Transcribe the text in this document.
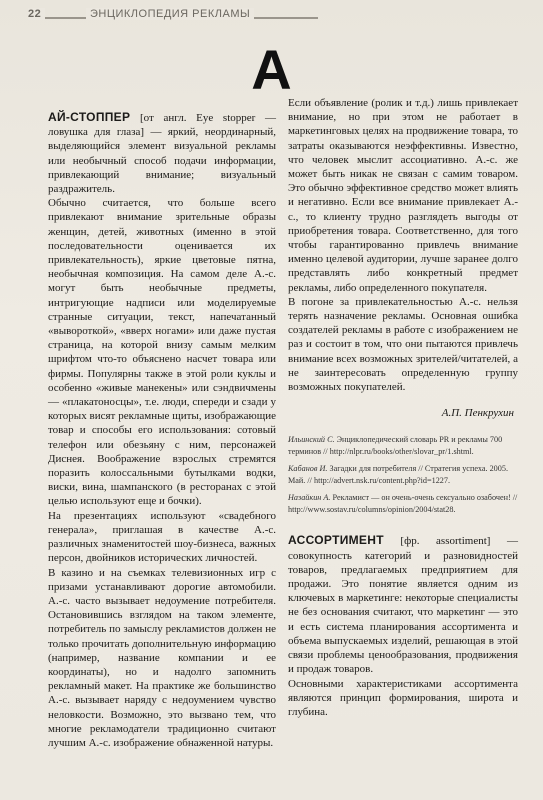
22	ЭНЦИКЛОПЕДИЯ РЕКЛАМЫ
A

АЙ-СТОППЕР [от англ. Eye stopper — ловушка для глаза] — яркий, неординарный, выделяющийся элемент визуальной рекламы или необычный способ подачи информации, привлекающий внимание; визуальный раздражитель.

Обычно считается, что больше всего привлекают внимание зрительные образы женщин, детей, животных (именно в этой последовательности оценивается их привлекательность), яркие цветовые пятна, необычная композиция. На самом деле А.-с. могут быть необычные предметы, интригующие надписи или моделируемые странные ситуации, текст, напечатанный «вывороткой», «вверх ногами» или даже пустая страница, на которой внизу самым мелким шрифтом что-то объяснено насчет товара или фирмы. Популярны также в этой роли куклы и особенно «живые манекены» или сэндвичмены — «плакатоносцы», т.е. люди, спереди и сзади у которых висят рекламные щиты, изображающие товар и способы его использования: сотовый телефон или обезьяну с ним, персонажей Диснея. Воображение взрослых стремятся поразить колоссальными бутылками водки, виски, вина, шампанского (в ресторанах с этой целью используют еще и бочки).

На презентациях используют «свадебного генерала», приглашая в качестве А.-с. различных знаменитостей шоу-бизнеса, важных персон, двойников исторических личностей.

В казино и на съемках телевизионных игр с призами устанавливают дорогие автомобили. А.-с. часто вызывает недоумение потребителя. Остановившись взглядом на таком элементе, потребитель по замыслу рекламистов должен не только прочитать дополнительную информацию (например, название компании и ее координаты), но и надолго запомнить рекламный макет. На практике же большинство А.-с. вызывает наряду с недоумением чувство неловкости. Возможно, это вызвано тем, что многие рекламодатели традиционно считают лучшим А.-с. изображение обнаженной натуры.

Если объявление (ролик и т.д.) лишь привлекает внимание, но при этом не работает в маркетинговых целях на продвижение товара, то затраты оказываются неэффективны. Известно, что человек мыслит ассоциативно. А.-с. же может быть никак не связан с самим товаром. Это обычно эффективное средство может влиять и негативно. Если все внимание привлекает А.-с., то клиенту трудно разглядеть выгоды от приобретения товара. Соответственно, для того чтобы гарантированно привлечь внимание именно целевой аудитории, лучше заранее долго представлять либо конкретный предмет рекламы, либо определенного покупателя.

В погоне за привлекательностью А.-с. нельзя терять назначение рекламы. Основная ошибка создателей рекламы в работе с изображением не раз и состоит в том, что они пытаются привлечь внимание всех возможных зрителей/читателей, а не заинтересовать определенную группу возможных покупателей.

А.П. Пенкрухин

Ильинский С. Энциклопедический словарь PR и рекламы 700 терминов // http://nlpr.ru/books/other/slovar_pr/1.shtml.

Кабанов И. Загадки для потребителя // Стратегия успеха. 2005. Май. // http://advert.nsk.ru/content.php?id=1227.

Назайкин А. Рекламист — он очень-очень сексуально озабочен! // http://www.sostav.ru/columns/opinion/2004/stat28.

АССОРТИМЕНТ [фр. assortiment] — совокупность категорий и разновидностей товаров, предлагаемых предприятием для продажи. Это понятие является одним из ключевых в маркетинге: некоторые специалисты не без основания считают, что маркетинг — это и есть система планирования ассортимента и объема выпускаемых изделий, решающая в этой связи проблемы ценообразования, продвижения и продаж товаров.

Основными характеристиками ассортимента являются принцип формирования, широта и глубина.
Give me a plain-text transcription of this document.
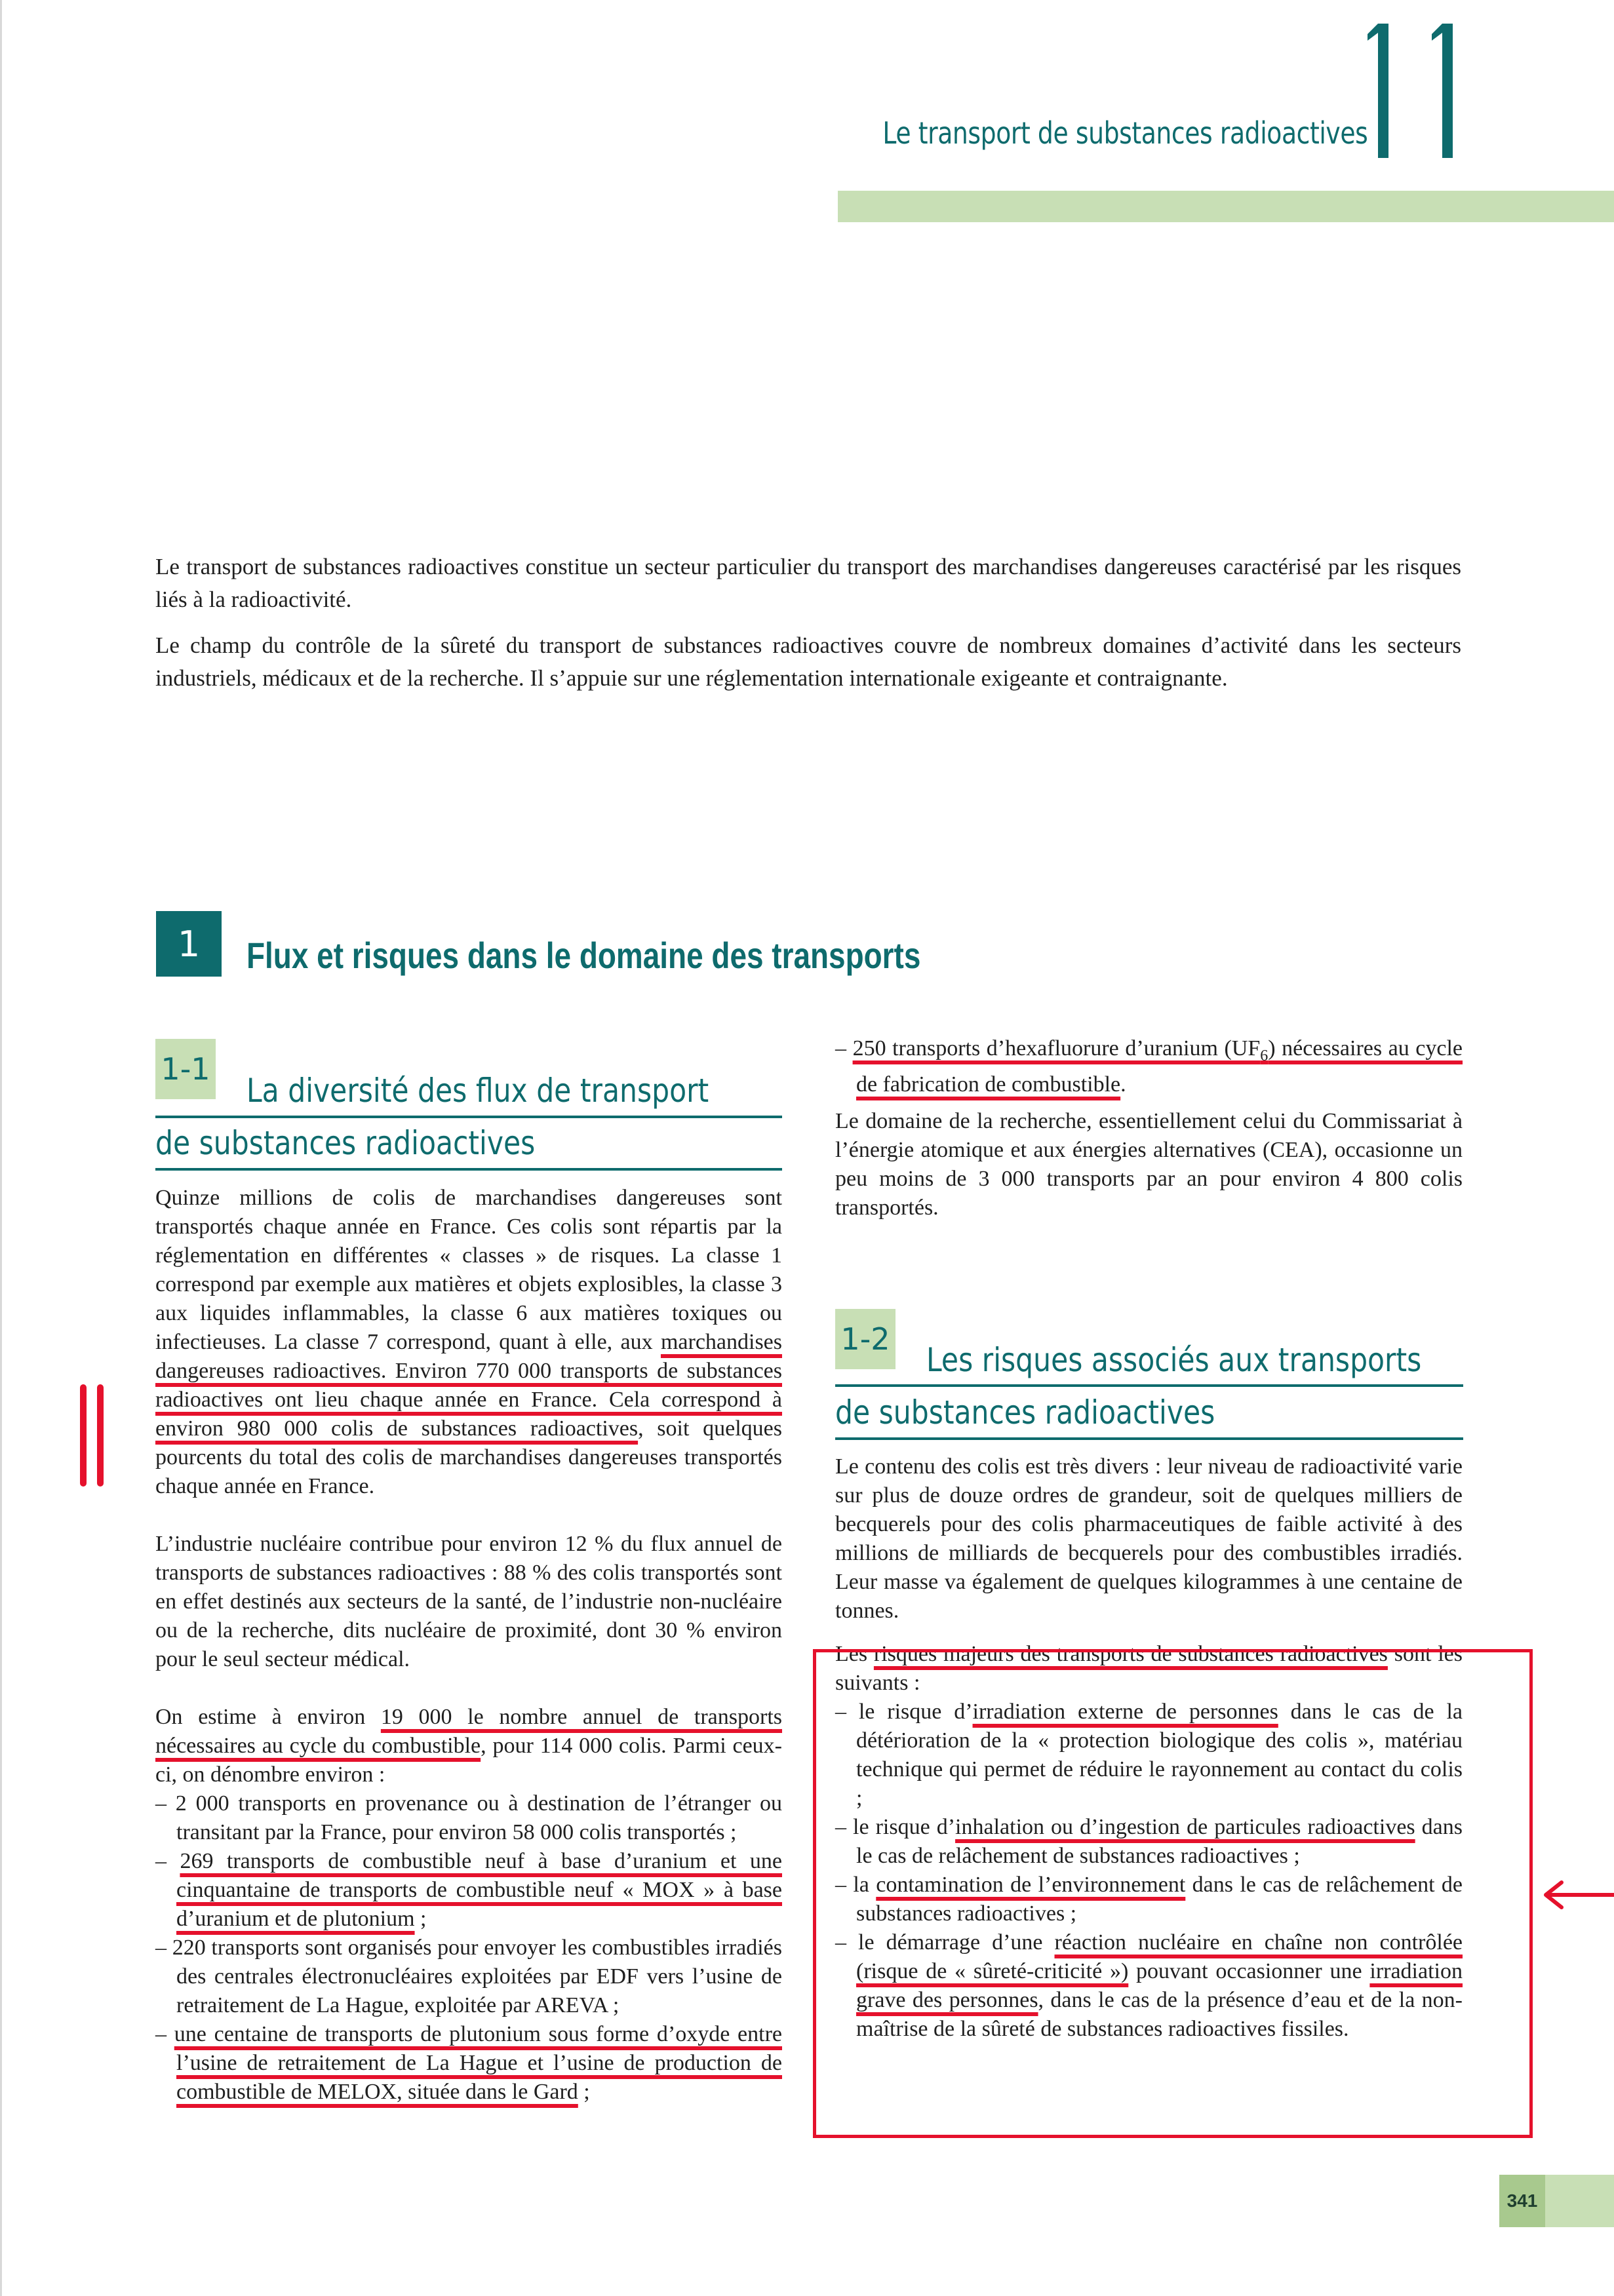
Le transport de substances radioactives

Le transport de substances radioactives constitue un secteur particulier du transport des marchandises dangereuses caractérisé par les risques liés à la radioactivité.

Le champ du contrôle de la sûreté du transport de substances radioactives couvre de nombreux domaines d’activité dans les secteurs industriels, médicaux et de la recherche. Il s’appuie sur une réglementation internationale exigeante et contraignante.

1	Flux et risques dans le domaine des transports
1-1
La diversité des flux de transport
de substances radioactives

Quinze millions de colis de marchandises dangereuses sont transportés chaque année en France. Ces colis sont répartis par la réglementation en différentes « classes » de risques. La classe 1 correspond par exemple aux matières et objets explosibles, la classe 3 aux liquides inflammables, la classe 6 aux matières toxiques ou infectieuses. La classe 7 correspond, quant à elle, aux marchandises dangereuses radioactives. Environ 770 000 transports de substances radioactives ont lieu chaque année en France. Cela correspond à environ 980 000 colis de substances radioactives, soit quelques pourcents du total des colis de marchandises dangereuses transportés chaque année en France.

L’industrie nucléaire contribue pour environ 12 % du flux annuel de transports de substances radioactives : 88 % des colis transportés sont en effet destinés aux secteurs de la santé, de l’industrie non-nucléaire ou de la recherche, dits nucléaire de proximité, dont 30 % environ pour le seul secteur médical.

On estime à environ 19 000 le nombre annuel de transports nécessaires au cycle du combustible, pour 114 000 colis. Parmi ceux-ci, on dénombre environ :

– 2 000 transports en provenance ou à destination de l’étranger ou transitant par la France, pour environ 58 000 colis transportés ;

– 269 transports de combustible neuf à base d’uranium et une cinquantaine de transports de combustible neuf « MOX » à base d’uranium et de plutonium ;

– 220 transports sont organisés pour envoyer les combustibles irradiés des centrales électronucléaires exploitées par EDF vers l’usine de retraitement de La Hague, exploitée par AREVA ;

– une centaine de transports de plutonium sous forme d’oxyde entre l’usine de retraitement de La Hague et l’usine de production de combustible de MELOX, située dans le Gard ;

– 250 transports d’hexafluorure d’uranium $(UF_6)$ nécessaires au cycle de fabrication de combustible.

Le domaine de la recherche, essentiellement celui du Commissariat à l’énergie atomique et aux énergies alternatives (CEA), occasionne un peu moins de 3 000 transports par an pour environ 4 800 colis transportés.

1-2
Les risques associés aux transports
de substances radioactives

Le contenu des colis est très divers : leur niveau de radioactivité varie sur plus de douze ordres de grandeur, soit de quelques milliers de becquerels pour des colis pharmaceutiques de faible activité à des millions de milliards de becquerels pour des combustibles irradiés. Leur masse va également de quelques kilogrammes à une centaine de tonnes.

Les risques majeurs des transports de substances radioactives sont les suivants :

– le risque d’irradiation externe de personnes dans le cas de la détérioration de la « protection biologique des colis », matériau technique qui permet de réduire le rayonnement au contact du colis ;

– le risque d’inhalation ou d’ingestion de particules radioactives dans le cas de relâchement de substances radioactives ;

– la contamination de l’environnement dans le cas de relâchement de substances radioactives ;

– le démarrage d’une réaction nucléaire en chaîne non contrôlée (risque de « sûreté-criticité ») pouvant occasionner une irradiation grave des personnes, dans le cas de la présence d’eau et de la non-maîtrise de la sûreté de substances radioactives fissiles.

341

------------------------------------------------------------------------

__Exercise__. From the listing, copy each line containing the word "irradiation".

__Task solution__.
– le risque d’irradiation externe de personnes dans le cas de la détérioration de la « protection biologique des colis », matériau technique qui permet de réduire le rayonnement au contact du colis ;
– le démarrage d’une réaction nucléaire en chaîne non contrôlée (risque de « sûreté-criticité ») pouvant occasionner une irradiation grave des personnes, dans le cas de la présence d’eau et de la non-maîtrise de la sûreté de substances radioactives fissiles.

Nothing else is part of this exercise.